(Dataset entries)
┌──

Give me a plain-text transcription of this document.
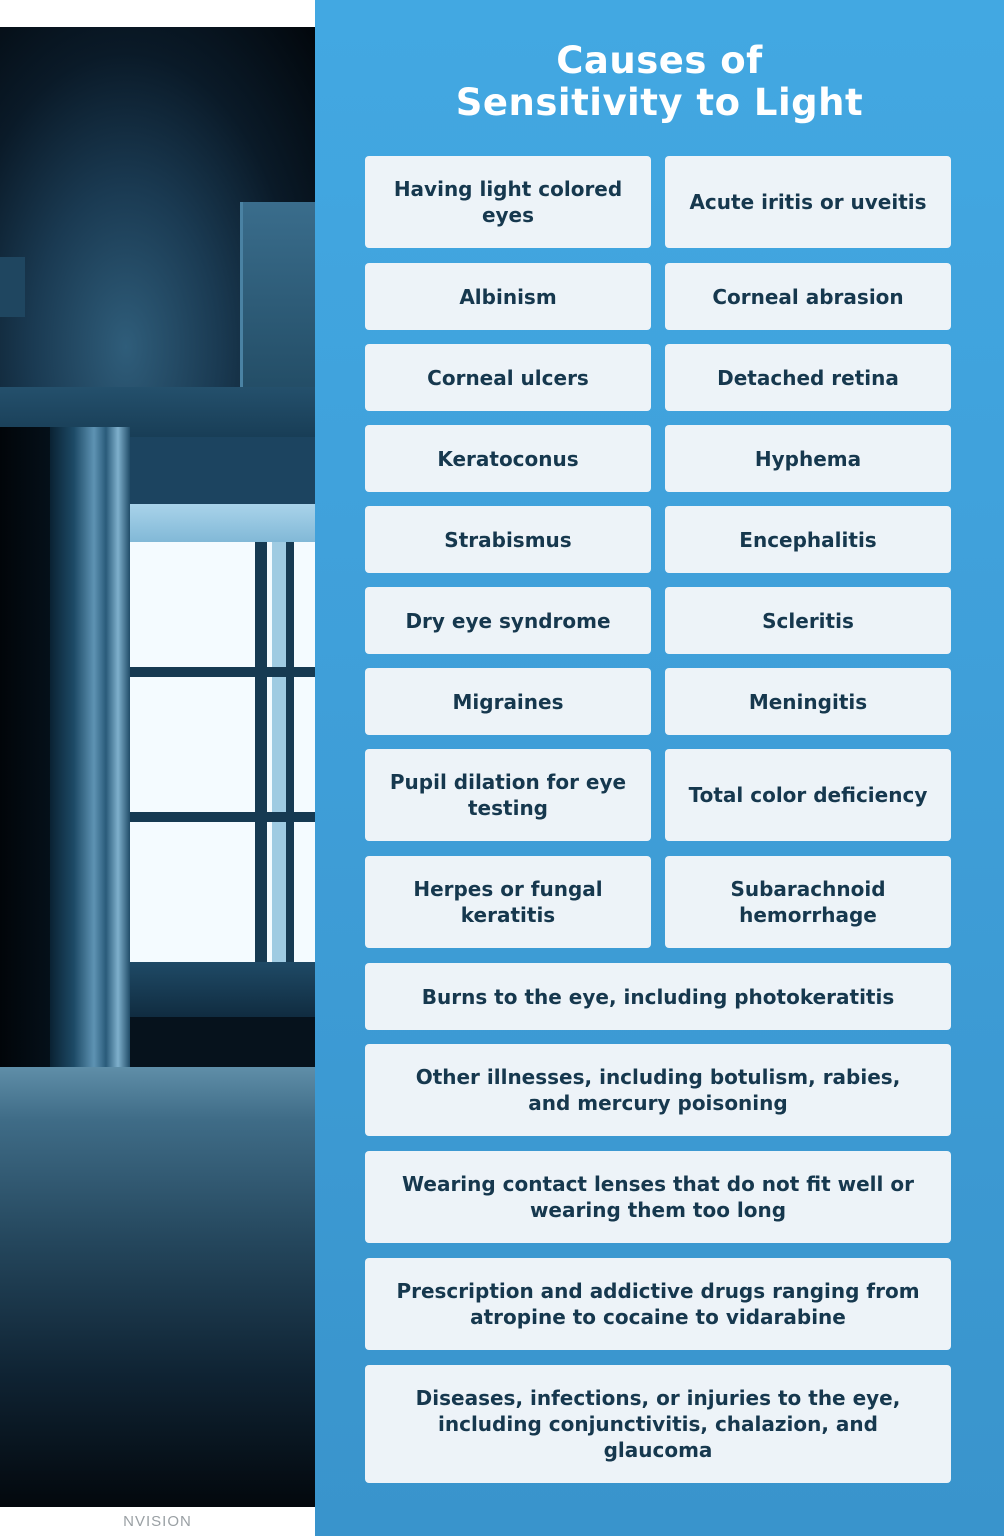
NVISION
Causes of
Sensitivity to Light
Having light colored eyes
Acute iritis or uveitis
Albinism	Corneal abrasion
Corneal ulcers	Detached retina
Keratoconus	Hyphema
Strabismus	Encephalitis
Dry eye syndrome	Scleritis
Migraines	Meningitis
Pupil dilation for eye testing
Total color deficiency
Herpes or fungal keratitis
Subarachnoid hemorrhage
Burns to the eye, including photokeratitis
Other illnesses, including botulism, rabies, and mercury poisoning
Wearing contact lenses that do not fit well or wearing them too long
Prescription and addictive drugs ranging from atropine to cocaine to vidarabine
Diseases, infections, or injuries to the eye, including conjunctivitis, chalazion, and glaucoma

└──

Every entry should be returned exactly as written, minus the pictures.

| Written answer |
Give me a plain-text transcription of this document.
NVISION
Causes of
Sensitivity to Light
Having light colored eyes
Acute iritis or uveitis
Albinism	Corneal abrasion
Corneal ulcers	Detached retina
Keratoconus	Hyphema
Strabismus	Encephalitis
Dry eye syndrome	Scleritis
Migraines	Meningitis
Pupil dilation for eye testing
Total color deficiency
Herpes or fungal keratitis
Subarachnoid hemorrhage
Burns to the eye, including photokeratitis
Other illnesses, including botulism, rabies, and mercury poisoning
Wearing contact lenses that do not fit well or wearing them too long
Prescription and addictive drugs ranging from atropine to cocaine to vidarabine
Diseases, infections, or injuries to the eye, including conjunctivitis, chalazion, and glaucoma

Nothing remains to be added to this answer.